Everything in the listing below should be repeated exactly.

▸ **Source data**:
..........

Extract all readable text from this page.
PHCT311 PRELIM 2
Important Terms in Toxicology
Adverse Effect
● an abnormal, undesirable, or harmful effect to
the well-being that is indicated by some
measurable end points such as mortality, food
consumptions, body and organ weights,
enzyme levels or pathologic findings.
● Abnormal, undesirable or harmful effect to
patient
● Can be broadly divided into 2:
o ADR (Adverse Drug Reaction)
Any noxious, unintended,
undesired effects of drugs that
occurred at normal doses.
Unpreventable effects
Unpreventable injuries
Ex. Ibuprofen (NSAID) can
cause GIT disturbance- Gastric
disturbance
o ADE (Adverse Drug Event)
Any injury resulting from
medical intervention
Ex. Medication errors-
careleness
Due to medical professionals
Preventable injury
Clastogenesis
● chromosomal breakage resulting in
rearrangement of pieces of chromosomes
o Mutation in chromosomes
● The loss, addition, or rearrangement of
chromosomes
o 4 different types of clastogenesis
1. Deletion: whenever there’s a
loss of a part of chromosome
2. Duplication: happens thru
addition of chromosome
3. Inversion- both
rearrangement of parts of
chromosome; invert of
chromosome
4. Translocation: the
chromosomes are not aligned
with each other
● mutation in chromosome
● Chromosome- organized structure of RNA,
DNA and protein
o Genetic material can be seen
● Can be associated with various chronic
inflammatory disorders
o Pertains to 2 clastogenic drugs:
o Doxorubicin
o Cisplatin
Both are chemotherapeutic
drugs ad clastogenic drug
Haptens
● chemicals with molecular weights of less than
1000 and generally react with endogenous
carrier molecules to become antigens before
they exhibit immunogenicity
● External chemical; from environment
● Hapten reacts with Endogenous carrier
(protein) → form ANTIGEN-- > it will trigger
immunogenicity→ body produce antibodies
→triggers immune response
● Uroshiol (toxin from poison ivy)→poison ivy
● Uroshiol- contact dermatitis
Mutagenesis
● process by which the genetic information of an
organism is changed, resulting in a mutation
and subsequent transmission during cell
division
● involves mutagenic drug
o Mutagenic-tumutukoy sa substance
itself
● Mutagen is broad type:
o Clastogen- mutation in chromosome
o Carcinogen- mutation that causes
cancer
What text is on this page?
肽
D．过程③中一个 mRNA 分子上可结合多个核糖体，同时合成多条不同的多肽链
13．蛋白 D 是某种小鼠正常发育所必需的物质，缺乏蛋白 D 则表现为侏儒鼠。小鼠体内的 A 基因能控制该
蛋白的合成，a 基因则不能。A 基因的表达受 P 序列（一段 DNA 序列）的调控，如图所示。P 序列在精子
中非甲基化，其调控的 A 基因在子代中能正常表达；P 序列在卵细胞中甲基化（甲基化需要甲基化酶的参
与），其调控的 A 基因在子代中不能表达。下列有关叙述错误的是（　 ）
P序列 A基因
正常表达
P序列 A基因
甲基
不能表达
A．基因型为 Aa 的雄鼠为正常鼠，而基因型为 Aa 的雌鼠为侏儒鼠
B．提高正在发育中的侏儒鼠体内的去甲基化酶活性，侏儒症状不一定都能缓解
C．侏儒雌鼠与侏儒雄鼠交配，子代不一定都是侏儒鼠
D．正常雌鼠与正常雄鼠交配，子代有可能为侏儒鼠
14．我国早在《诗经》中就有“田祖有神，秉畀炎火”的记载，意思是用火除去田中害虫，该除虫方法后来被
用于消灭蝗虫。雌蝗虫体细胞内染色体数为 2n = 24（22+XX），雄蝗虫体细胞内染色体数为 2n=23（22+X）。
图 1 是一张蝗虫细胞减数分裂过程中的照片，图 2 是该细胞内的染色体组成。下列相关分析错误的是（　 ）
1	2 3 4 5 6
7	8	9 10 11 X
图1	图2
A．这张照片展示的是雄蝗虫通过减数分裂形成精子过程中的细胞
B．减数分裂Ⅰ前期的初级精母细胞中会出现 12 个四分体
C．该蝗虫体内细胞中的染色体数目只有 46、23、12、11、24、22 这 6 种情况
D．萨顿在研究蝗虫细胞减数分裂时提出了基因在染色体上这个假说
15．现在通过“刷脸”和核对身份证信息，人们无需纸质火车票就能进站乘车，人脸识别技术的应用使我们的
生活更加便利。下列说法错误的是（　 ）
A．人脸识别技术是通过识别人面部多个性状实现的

..........

▸ **Task output**:
Extract all readable text from this page.
PHCT311 PRELIM 2
Important Terms in Toxicology
Adverse Effect
● an abnormal, undesirable, or harmful effect to
the well-being that is indicated by some
measurable end points such as mortality, food
consumptions, body and organ weights,
enzyme levels or pathologic findings.
● Abnormal, undesirable or harmful effect to
patient
● Can be broadly divided into 2:
o ADR (Adverse Drug Reaction)
Any noxious, unintended,
undesired effects of drugs that
occurred at normal doses.
Unpreventable effects
Unpreventable injuries
Ex. Ibuprofen (NSAID) can
cause GIT disturbance- Gastric
disturbance
o ADE (Adverse Drug Event)
Any injury resulting from
medical intervention
Ex. Medication errors-
careleness
Due to medical professionals
Preventable injury
Clastogenesis
● chromosomal breakage resulting in
rearrangement of pieces of chromosomes
o Mutation in chromosomes
● The loss, addition, or rearrangement of
chromosomes
o 4 different types of clastogenesis
1. Deletion: whenever there’s a
loss of a part of chromosome
2. Duplication: happens thru
addition of chromosome
3. Inversion- both
rearrangement of parts of
chromosome; invert of
chromosome
4. Translocation: the
chromosomes are not aligned
with each other
● mutation in chromosome
● Chromosome- organized structure of RNA,
DNA and protein
o Genetic material can be seen
● Can be associated with various chronic
inflammatory disorders
o Pertains to 2 clastogenic drugs:
o Doxorubicin
o Cisplatin
Both are chemotherapeutic
drugs ad clastogenic drug
Haptens
● chemicals with molecular weights of less than
1000 and generally react with endogenous
carrier molecules to become antigens before
they exhibit immunogenicity
● External chemical; from environment
● Hapten reacts with Endogenous carrier
(protein) → form ANTIGEN-- > it will trigger
immunogenicity→ body produce antibodies
→triggers immune response
● Uroshiol (toxin from poison ivy)→poison ivy
● Uroshiol- contact dermatitis
Mutagenesis
● process by which the genetic information of an
organism is changed, resulting in a mutation
and subsequent transmission during cell
division
● involves mutagenic drug
o Mutagenic-tumutukoy sa substance
itself
● Mutagen is broad type:
o Clastogen- mutation in chromosome
o Carcinogen- mutation that causes
cancer
What text is on this page?
肽
D．过程③中一个 mRNA 分子上可结合多个核糖体，同时合成多条不同的多肽链
13．蛋白 D 是某种小鼠正常发育所必需的物质，缺乏蛋白 D 则表现为侏儒鼠。小鼠体内的 A 基因能控制该
蛋白的合成，a 基因则不能。A 基因的表达受 P 序列（一段 DNA 序列）的调控，如图所示。P 序列在精子
中非甲基化，其调控的 A 基因在子代中能正常表达；P 序列在卵细胞中甲基化（甲基化需要甲基化酶的参
与），其调控的 A 基因在子代中不能表达。下列有关叙述错误的是（　 ）
P序列 A基因
正常表达
P序列 A基因
甲基
不能表达
A．基因型为 Aa 的雄鼠为正常鼠，而基因型为 Aa 的雌鼠为侏儒鼠
B．提高正在发育中的侏儒鼠体内的去甲基化酶活性，侏儒症状不一定都能缓解
C．侏儒雌鼠与侏儒雄鼠交配，子代不一定都是侏儒鼠
D．正常雌鼠与正常雄鼠交配，子代有可能为侏儒鼠
14．我国早在《诗经》中就有“田祖有神，秉畀炎火”的记载，意思是用火除去田中害虫，该除虫方法后来被
用于消灭蝗虫。雌蝗虫体细胞内染色体数为 2n = 24（22+XX），雄蝗虫体细胞内染色体数为 2n=23（22+X）。
图 1 是一张蝗虫细胞减数分裂过程中的照片，图 2 是该细胞内的染色体组成。下列相关分析错误的是（　 ）
1	2 3 4 5 6
7	8	9 10 11 X
图1	图2
A．这张照片展示的是雄蝗虫通过减数分裂形成精子过程中的细胞
B．减数分裂Ⅰ前期的初级精母细胞中会出现 12 个四分体
C．该蝗虫体内细胞中的染色体数目只有 46、23、12、11、24、22 这 6 种情况
D．萨顿在研究蝗虫细胞减数分裂时提出了基因在染色体上这个假说
15．现在通过“刷脸”和核对身份证信息，人们无需纸质火车票就能进站乘车，人脸识别技术的应用使我们的
生活更加便利。下列说法错误的是（　 ）
A．人脸识别技术是通过识别人面部多个性状实现的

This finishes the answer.